== Work to do ==
Search the data below for the string "Анализ". Extract every line that contains it.

== Listed records ==
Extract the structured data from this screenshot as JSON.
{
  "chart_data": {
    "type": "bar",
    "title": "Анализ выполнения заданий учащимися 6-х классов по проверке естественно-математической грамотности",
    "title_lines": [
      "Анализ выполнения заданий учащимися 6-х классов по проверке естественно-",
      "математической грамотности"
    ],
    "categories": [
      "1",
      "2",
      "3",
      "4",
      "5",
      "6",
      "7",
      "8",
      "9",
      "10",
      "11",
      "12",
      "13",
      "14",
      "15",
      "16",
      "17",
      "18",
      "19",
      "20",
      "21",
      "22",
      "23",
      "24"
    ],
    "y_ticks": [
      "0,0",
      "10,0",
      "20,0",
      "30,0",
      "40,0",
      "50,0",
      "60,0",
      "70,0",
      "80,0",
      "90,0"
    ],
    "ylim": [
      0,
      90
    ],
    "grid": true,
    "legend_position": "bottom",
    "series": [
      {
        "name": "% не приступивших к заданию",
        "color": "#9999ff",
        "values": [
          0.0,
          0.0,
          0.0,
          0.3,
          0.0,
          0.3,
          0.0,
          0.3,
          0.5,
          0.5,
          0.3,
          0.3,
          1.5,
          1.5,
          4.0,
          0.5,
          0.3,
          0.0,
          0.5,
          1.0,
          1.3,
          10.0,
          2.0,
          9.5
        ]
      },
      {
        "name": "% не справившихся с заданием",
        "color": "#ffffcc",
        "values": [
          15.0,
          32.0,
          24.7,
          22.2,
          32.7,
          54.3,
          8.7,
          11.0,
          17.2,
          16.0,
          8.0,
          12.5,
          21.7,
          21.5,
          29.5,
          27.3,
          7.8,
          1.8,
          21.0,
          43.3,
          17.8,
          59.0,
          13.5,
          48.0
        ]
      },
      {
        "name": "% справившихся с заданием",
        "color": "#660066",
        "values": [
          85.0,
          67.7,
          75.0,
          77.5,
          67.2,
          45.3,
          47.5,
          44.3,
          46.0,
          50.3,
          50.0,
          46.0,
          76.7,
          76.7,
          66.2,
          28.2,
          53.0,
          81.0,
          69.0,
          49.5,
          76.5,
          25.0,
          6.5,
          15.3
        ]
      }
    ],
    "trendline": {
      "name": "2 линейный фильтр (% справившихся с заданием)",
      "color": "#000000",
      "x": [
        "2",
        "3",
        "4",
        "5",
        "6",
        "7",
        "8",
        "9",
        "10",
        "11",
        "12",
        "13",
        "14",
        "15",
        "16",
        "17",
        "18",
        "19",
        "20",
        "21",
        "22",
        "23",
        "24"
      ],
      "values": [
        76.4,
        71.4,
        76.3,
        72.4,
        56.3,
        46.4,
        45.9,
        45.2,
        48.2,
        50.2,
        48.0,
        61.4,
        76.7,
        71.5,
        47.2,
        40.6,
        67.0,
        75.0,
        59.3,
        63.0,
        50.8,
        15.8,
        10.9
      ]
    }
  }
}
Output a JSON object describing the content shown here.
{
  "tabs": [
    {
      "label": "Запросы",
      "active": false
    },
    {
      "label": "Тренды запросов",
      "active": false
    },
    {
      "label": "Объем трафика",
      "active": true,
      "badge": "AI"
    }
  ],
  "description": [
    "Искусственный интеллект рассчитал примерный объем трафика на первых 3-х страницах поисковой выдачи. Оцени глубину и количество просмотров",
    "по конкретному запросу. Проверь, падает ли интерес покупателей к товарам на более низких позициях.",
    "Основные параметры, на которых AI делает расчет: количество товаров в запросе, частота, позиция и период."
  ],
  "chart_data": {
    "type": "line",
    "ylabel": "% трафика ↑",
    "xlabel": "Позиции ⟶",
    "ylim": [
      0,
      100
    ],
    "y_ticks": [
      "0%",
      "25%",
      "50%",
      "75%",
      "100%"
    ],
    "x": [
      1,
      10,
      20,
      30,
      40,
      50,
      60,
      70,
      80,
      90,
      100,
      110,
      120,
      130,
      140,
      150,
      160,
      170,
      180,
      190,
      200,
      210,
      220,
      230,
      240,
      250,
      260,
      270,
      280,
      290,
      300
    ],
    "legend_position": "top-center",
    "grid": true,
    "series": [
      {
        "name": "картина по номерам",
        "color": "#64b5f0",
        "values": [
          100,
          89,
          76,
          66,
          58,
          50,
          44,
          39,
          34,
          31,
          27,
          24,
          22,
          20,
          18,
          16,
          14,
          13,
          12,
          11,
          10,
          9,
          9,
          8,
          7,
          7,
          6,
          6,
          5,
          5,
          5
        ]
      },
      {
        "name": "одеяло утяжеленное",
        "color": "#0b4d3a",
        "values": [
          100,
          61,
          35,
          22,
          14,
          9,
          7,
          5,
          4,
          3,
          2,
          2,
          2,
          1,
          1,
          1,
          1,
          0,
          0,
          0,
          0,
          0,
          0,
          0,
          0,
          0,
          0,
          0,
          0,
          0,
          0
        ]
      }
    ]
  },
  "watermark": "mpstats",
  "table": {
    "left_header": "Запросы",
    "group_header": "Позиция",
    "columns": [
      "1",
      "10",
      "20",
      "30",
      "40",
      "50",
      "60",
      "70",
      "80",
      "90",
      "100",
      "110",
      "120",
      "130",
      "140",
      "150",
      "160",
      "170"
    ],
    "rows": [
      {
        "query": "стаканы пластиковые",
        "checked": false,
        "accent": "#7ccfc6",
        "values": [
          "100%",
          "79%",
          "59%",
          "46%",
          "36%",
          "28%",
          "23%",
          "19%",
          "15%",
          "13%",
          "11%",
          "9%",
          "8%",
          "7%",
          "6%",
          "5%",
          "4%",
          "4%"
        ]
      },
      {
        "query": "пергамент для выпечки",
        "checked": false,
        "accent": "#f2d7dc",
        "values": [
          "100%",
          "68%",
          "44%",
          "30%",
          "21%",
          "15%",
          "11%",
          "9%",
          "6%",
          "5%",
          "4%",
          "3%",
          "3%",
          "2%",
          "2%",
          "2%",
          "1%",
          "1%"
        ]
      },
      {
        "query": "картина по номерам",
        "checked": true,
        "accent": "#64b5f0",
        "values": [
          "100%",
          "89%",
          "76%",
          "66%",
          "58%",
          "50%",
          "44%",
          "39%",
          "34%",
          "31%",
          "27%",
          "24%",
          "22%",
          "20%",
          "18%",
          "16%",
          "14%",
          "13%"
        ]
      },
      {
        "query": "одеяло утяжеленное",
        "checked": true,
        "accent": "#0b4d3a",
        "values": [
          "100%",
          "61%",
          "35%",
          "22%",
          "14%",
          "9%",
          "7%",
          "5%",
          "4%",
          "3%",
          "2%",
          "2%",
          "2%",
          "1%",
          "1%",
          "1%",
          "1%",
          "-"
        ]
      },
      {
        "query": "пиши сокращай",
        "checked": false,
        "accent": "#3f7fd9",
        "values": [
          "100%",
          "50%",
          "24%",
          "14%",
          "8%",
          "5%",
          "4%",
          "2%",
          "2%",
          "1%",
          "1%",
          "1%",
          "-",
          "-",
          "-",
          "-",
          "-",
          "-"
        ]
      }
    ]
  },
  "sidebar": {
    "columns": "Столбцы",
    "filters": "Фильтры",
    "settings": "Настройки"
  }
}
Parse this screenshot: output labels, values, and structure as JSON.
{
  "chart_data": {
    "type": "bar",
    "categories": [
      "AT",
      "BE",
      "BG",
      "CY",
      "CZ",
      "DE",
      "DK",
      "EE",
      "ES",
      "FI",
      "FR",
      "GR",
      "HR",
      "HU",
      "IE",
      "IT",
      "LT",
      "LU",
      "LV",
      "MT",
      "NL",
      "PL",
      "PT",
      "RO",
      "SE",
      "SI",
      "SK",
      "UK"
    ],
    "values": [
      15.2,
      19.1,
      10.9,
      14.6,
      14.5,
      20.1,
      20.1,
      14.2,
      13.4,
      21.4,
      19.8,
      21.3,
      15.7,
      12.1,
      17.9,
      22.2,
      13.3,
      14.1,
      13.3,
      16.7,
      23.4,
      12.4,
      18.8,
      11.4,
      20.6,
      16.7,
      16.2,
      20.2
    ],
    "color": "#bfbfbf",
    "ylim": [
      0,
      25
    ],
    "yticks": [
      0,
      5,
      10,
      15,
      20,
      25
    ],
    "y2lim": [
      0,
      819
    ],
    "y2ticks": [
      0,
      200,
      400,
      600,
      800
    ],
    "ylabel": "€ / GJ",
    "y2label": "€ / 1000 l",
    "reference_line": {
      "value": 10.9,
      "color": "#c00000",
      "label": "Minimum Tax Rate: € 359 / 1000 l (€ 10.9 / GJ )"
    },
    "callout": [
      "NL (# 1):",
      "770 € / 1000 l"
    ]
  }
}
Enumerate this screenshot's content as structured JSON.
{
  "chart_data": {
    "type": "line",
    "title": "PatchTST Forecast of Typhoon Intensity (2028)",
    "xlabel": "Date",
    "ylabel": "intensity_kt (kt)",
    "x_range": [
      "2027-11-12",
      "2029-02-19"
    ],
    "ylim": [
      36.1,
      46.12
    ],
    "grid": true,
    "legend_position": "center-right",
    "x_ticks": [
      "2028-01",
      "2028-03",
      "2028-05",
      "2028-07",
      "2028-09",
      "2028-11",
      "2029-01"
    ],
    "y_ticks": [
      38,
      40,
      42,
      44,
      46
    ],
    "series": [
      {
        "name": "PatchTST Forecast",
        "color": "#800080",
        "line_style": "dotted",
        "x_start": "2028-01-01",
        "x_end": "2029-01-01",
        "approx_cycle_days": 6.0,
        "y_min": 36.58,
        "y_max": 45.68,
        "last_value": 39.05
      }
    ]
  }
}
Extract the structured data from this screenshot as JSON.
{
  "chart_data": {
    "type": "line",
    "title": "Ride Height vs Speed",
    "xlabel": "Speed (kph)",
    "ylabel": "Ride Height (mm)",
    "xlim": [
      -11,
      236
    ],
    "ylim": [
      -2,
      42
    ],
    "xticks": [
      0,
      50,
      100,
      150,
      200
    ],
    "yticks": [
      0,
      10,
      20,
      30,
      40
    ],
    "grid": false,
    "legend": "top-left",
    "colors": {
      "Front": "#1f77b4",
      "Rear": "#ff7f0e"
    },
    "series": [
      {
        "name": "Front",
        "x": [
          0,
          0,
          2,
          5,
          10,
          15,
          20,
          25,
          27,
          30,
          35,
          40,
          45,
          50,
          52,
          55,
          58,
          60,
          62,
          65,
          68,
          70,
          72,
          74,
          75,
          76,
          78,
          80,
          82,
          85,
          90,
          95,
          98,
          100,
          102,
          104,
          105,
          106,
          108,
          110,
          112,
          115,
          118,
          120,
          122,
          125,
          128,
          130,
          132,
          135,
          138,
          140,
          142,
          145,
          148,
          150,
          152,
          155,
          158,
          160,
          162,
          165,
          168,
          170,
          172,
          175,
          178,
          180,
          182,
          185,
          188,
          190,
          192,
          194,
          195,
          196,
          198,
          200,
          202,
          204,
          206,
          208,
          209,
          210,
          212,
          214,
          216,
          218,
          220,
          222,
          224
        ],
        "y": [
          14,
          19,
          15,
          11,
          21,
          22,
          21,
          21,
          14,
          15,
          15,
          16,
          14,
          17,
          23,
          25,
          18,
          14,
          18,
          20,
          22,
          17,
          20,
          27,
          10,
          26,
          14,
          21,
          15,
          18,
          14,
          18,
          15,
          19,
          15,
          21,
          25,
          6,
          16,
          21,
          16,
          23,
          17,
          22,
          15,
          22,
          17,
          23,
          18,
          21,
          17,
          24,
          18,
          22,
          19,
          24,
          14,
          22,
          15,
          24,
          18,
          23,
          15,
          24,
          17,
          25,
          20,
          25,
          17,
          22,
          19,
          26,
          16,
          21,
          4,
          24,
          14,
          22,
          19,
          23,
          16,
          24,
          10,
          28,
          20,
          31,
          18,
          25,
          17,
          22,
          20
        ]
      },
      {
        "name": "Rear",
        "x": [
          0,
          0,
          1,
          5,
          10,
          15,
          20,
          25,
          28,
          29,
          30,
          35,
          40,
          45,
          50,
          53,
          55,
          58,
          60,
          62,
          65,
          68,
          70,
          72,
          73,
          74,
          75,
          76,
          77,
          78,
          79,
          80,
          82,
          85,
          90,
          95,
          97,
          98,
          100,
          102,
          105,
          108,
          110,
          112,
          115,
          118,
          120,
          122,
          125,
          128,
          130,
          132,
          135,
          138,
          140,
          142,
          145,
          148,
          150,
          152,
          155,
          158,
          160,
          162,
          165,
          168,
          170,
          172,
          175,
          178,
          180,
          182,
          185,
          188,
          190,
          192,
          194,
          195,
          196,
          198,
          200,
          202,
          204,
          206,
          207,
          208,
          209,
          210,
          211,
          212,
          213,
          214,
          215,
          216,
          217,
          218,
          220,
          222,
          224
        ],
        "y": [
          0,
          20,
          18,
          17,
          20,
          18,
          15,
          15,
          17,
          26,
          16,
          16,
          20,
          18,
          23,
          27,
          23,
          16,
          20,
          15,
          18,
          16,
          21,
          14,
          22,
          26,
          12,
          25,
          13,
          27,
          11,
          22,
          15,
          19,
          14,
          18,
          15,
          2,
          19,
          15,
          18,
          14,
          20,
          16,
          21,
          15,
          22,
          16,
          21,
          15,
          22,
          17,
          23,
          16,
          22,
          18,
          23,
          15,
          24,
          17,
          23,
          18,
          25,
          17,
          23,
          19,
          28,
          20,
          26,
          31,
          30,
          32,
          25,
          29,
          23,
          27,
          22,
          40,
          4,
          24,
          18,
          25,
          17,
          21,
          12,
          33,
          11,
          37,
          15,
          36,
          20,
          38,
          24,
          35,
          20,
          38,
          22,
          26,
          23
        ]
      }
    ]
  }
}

== In response ==
    "title": "Анализ выполнения заданий учащимися 6-х классов по проверке естественно-математической грамотности",
      "Анализ выполнения заданий учащимися 6-х классов по проверке естественно-",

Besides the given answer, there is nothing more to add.